» **EXERCISE OBJECTIVE**
Render the data below as a Markdown table with the columns "No." and "Line," covering only everything from the start of the data down to the line containing "card-login-security[interactable]: Login &", inclusive. Number each row and leave out blank lines.

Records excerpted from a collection
⟨
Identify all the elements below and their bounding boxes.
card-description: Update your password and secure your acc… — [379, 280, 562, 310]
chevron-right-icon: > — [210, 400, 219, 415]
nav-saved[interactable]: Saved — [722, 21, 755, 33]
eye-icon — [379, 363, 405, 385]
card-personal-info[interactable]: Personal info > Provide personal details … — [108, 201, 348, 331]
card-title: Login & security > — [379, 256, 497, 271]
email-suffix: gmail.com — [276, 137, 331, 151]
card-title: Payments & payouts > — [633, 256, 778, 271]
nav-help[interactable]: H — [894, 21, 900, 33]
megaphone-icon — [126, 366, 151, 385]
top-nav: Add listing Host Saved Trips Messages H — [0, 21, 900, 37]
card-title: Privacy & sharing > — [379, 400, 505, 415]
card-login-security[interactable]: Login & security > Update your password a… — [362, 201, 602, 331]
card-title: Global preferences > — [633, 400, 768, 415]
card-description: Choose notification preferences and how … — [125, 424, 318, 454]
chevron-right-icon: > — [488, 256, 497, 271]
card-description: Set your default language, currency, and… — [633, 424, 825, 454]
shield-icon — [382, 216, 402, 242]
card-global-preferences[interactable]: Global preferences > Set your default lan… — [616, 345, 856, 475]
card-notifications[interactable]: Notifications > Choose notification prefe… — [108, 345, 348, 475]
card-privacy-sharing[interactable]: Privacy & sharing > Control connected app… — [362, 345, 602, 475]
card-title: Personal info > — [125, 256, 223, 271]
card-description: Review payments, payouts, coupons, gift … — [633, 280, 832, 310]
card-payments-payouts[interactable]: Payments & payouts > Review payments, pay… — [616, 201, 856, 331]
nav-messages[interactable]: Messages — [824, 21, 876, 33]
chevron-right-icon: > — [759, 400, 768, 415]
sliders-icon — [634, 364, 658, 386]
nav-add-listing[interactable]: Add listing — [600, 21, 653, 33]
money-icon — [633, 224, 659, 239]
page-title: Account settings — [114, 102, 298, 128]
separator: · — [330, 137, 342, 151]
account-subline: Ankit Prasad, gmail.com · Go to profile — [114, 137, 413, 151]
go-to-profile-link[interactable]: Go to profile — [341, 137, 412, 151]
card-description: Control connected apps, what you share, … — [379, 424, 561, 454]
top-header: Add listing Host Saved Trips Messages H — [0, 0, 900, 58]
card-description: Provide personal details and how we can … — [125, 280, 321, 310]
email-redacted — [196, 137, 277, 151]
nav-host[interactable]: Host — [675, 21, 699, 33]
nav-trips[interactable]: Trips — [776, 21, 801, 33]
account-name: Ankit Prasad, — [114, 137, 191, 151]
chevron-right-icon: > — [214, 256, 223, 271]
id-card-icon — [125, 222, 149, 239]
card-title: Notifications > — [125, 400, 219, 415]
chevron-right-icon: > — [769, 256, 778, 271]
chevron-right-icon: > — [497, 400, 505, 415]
⟩
» **ANSWER TO THE TASK**
| No. | Line |
|---|---|
| 1 | Identify all the elements below and their bounding boxes. |
| 2 | card-description: Update your password and secure your acc… — [379, 280, 562, 310] |
| 3 | chevron-right-icon: > — [210, 400, 219, 415] |
| 4 | nav-saved[interactable]: Saved — [722, 21, 755, 33] |
| 5 | eye-icon — [379, 363, 405, 385] |
| 6 | card-personal-info[interactable]: Personal info > Provide personal details … — [108, 201, 348, 331] |
| 7 | card-title: Login & security > — [379, 256, 497, 271] |
| 8 | email-suffix: gmail.com — [276, 137, 331, 151] |
| 9 | card-title: Payments & payouts > — [633, 256, 778, 271] |
| 10 | nav-help[interactable]: H — [894, 21, 900, 33] |
| 11 | megaphone-icon — [126, 366, 151, 385] |
| 12 | top-nav: Add listing Host Saved Trips Messages H — [0, 21, 900, 37] |
| 13 | card-title: Privacy & sharing > — [379, 400, 505, 415] |
| 14 | card-login-security[interactable]: Login & security > Update your password a… — [362, 201, 602, 331] |